▶ [Record extracts]:
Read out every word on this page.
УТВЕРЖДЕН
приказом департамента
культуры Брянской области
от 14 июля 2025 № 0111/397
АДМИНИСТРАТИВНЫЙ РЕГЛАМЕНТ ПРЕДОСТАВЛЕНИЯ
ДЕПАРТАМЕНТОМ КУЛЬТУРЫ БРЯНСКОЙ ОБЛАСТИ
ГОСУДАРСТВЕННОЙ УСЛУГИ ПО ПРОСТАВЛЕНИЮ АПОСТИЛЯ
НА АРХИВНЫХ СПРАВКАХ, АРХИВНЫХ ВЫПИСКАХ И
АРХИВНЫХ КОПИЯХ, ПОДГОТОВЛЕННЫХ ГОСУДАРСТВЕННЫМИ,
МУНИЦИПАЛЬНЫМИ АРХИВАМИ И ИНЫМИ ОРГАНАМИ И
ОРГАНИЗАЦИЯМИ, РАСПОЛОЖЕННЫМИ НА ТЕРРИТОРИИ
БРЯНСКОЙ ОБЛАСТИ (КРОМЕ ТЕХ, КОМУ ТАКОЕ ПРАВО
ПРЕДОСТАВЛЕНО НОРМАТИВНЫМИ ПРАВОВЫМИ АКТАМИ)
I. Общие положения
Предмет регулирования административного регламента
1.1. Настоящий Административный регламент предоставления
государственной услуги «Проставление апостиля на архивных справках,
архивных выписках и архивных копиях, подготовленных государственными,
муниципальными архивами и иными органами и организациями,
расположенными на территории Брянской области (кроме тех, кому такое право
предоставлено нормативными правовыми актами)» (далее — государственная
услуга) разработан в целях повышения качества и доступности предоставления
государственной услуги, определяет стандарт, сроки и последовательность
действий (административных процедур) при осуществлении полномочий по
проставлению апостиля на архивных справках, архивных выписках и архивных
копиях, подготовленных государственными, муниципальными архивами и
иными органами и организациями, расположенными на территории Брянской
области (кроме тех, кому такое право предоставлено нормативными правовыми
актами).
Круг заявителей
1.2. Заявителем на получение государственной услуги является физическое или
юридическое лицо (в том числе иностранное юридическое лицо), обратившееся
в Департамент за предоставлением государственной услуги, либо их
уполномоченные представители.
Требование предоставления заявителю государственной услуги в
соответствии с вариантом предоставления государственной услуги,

▶ [What is needed]: Quote all of the entries verbatim.

▶ [Response to the exercise]:
Read out every word on this page.
УТВЕРЖДЕН
приказом департамента
культуры Брянской области
от 14 июля 2025 № 0111/397
АДМИНИСТРАТИВНЫЙ РЕГЛАМЕНТ ПРЕДОСТАВЛЕНИЯ
ДЕПАРТАМЕНТОМ КУЛЬТУРЫ БРЯНСКОЙ ОБЛАСТИ
ГОСУДАРСТВЕННОЙ УСЛУГИ ПО ПРОСТАВЛЕНИЮ АПОСТИЛЯ
НА АРХИВНЫХ СПРАВКАХ, АРХИВНЫХ ВЫПИСКАХ И
АРХИВНЫХ КОПИЯХ, ПОДГОТОВЛЕННЫХ ГОСУДАРСТВЕННЫМИ,
МУНИЦИПАЛЬНЫМИ АРХИВАМИ И ИНЫМИ ОРГАНАМИ И
ОРГАНИЗАЦИЯМИ, РАСПОЛОЖЕННЫМИ НА ТЕРРИТОРИИ
БРЯНСКОЙ ОБЛАСТИ (КРОМЕ ТЕХ, КОМУ ТАКОЕ ПРАВО
ПРЕДОСТАВЛЕНО НОРМАТИВНЫМИ ПРАВОВЫМИ АКТАМИ)
I. Общие положения
Предмет регулирования административного регламента
1.1. Настоящий Административный регламент предоставления
государственной услуги «Проставление апостиля на архивных справках,
архивных выписках и архивных копиях, подготовленных государственными,
муниципальными архивами и иными органами и организациями,
расположенными на территории Брянской области (кроме тех, кому такое право
предоставлено нормативными правовыми актами)» (далее — государственная
услуга) разработан в целях повышения качества и доступности предоставления
государственной услуги, определяет стандарт, сроки и последовательность
действий (административных процедур) при осуществлении полномочий по
проставлению апостиля на архивных справках, архивных выписках и архивных
копиях, подготовленных государственными, муниципальными архивами и
иными органами и организациями, расположенными на территории Брянской
области (кроме тех, кому такое право предоставлено нормативными правовыми
актами).
Круг заявителей
1.2. Заявителем на получение государственной услуги является физическое или
юридическое лицо (в том числе иностранное юридическое лицо), обратившееся
в Департамент за предоставлением государственной услуги, либо их
уполномоченные представители.
Требование предоставления заявителю государственной услуги в
соответствии с вариантом предоставления государственной услуги,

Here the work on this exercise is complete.